(Items from a dataset)
==*==

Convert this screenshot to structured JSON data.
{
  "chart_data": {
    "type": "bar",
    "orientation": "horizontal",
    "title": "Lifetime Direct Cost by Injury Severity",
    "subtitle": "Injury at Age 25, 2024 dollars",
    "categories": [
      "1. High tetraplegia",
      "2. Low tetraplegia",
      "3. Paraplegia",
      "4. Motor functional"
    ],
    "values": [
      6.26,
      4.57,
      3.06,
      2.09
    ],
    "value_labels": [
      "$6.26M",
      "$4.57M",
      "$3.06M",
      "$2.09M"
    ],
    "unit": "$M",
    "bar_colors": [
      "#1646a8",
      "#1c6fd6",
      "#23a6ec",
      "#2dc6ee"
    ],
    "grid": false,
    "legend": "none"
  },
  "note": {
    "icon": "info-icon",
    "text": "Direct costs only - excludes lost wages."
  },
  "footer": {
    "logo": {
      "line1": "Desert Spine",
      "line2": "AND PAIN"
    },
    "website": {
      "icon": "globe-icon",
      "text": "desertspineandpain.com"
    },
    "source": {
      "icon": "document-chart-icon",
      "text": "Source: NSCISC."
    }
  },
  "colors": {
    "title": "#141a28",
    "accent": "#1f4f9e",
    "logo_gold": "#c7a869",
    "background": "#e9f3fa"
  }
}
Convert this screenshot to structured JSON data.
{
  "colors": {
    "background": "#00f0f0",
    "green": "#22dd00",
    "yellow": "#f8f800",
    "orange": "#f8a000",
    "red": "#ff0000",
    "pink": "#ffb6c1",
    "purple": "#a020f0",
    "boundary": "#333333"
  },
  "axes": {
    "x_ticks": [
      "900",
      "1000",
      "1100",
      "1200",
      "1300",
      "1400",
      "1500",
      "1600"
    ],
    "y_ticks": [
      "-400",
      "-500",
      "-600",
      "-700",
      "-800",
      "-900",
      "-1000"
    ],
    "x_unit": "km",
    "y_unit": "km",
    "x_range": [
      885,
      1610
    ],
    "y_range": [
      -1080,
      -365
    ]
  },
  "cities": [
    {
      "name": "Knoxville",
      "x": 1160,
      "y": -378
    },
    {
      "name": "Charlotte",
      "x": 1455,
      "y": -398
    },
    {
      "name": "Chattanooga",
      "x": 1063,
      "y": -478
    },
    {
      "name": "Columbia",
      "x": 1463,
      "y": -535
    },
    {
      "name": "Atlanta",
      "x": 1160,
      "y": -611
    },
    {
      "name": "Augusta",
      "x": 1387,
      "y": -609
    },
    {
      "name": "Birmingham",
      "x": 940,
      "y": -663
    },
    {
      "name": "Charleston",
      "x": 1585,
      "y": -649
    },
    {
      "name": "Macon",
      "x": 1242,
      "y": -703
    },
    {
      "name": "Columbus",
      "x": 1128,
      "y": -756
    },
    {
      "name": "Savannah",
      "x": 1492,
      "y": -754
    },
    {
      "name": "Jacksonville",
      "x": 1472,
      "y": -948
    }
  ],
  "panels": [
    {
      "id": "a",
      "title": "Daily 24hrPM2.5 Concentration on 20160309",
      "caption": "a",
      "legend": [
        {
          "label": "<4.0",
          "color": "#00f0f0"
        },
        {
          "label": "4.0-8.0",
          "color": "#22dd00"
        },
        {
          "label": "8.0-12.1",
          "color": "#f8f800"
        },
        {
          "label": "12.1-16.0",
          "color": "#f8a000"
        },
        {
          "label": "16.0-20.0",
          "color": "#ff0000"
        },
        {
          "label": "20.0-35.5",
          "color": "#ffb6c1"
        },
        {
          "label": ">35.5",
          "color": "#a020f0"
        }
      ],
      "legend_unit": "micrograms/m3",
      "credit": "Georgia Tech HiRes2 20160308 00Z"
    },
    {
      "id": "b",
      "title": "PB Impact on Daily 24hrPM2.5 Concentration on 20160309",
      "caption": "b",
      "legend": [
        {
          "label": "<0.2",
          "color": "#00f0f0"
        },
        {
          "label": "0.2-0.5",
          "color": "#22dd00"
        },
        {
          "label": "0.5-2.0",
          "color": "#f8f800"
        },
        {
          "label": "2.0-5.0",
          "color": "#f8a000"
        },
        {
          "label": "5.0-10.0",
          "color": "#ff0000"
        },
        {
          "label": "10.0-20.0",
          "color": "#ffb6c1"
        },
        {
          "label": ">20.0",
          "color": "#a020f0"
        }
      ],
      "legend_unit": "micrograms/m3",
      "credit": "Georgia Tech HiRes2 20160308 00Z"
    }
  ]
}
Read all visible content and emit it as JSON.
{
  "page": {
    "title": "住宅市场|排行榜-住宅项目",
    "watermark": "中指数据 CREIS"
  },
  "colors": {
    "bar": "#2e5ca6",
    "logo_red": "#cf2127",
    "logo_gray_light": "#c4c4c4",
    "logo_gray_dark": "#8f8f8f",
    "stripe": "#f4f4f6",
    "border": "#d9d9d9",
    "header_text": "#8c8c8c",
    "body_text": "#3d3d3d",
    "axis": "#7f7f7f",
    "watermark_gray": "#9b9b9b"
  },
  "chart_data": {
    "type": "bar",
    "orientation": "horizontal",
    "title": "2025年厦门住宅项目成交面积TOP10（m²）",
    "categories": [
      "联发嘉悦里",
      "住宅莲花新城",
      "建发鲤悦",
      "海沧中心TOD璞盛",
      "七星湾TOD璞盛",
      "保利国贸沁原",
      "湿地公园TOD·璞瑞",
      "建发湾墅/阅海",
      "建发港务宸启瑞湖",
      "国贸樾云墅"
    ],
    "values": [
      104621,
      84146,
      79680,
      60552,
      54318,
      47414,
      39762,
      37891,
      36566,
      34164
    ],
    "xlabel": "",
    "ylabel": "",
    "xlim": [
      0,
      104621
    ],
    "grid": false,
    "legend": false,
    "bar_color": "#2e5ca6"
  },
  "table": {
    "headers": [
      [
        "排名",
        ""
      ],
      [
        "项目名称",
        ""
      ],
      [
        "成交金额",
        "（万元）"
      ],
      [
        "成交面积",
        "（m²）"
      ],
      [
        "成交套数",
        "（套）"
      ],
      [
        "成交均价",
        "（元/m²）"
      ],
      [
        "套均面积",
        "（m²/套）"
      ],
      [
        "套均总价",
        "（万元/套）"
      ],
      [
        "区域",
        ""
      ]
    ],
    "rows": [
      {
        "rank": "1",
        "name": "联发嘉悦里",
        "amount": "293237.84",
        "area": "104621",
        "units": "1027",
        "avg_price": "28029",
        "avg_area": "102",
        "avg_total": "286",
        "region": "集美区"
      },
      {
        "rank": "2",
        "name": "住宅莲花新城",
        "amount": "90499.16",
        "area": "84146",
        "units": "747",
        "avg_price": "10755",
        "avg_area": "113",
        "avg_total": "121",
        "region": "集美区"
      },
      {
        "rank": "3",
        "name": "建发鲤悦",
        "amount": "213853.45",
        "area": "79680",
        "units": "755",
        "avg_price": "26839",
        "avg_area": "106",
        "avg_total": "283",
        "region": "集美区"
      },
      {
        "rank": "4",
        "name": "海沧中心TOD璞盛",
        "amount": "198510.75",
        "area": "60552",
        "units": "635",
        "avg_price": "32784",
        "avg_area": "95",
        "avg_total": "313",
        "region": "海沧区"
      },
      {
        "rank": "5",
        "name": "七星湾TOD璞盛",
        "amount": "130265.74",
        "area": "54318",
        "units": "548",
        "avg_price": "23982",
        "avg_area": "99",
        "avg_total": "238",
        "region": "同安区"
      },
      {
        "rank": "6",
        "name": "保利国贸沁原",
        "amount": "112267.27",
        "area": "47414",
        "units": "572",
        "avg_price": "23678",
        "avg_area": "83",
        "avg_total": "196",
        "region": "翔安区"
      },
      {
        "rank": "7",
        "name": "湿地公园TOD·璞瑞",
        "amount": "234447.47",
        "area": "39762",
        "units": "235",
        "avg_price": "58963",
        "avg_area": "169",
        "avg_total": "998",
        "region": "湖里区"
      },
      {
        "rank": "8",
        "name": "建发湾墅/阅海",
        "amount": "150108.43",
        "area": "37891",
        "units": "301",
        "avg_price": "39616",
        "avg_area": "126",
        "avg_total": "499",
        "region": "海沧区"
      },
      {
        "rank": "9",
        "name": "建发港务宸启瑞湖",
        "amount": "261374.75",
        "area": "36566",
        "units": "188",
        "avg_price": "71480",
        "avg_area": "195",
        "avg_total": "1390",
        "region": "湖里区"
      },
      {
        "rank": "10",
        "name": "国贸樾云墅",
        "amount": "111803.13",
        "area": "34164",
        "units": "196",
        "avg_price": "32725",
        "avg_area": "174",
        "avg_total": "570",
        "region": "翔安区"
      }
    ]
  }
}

==*==

AIM: Scan the material line by line and report each one that contains "Daily".

REPLY TO THE EXERCISE:
      "title": "Daily 24hrPM2.5 Concentration on 20160309",
      "title": "PB Impact on Daily 24hrPM2.5 Concentration on 20160309",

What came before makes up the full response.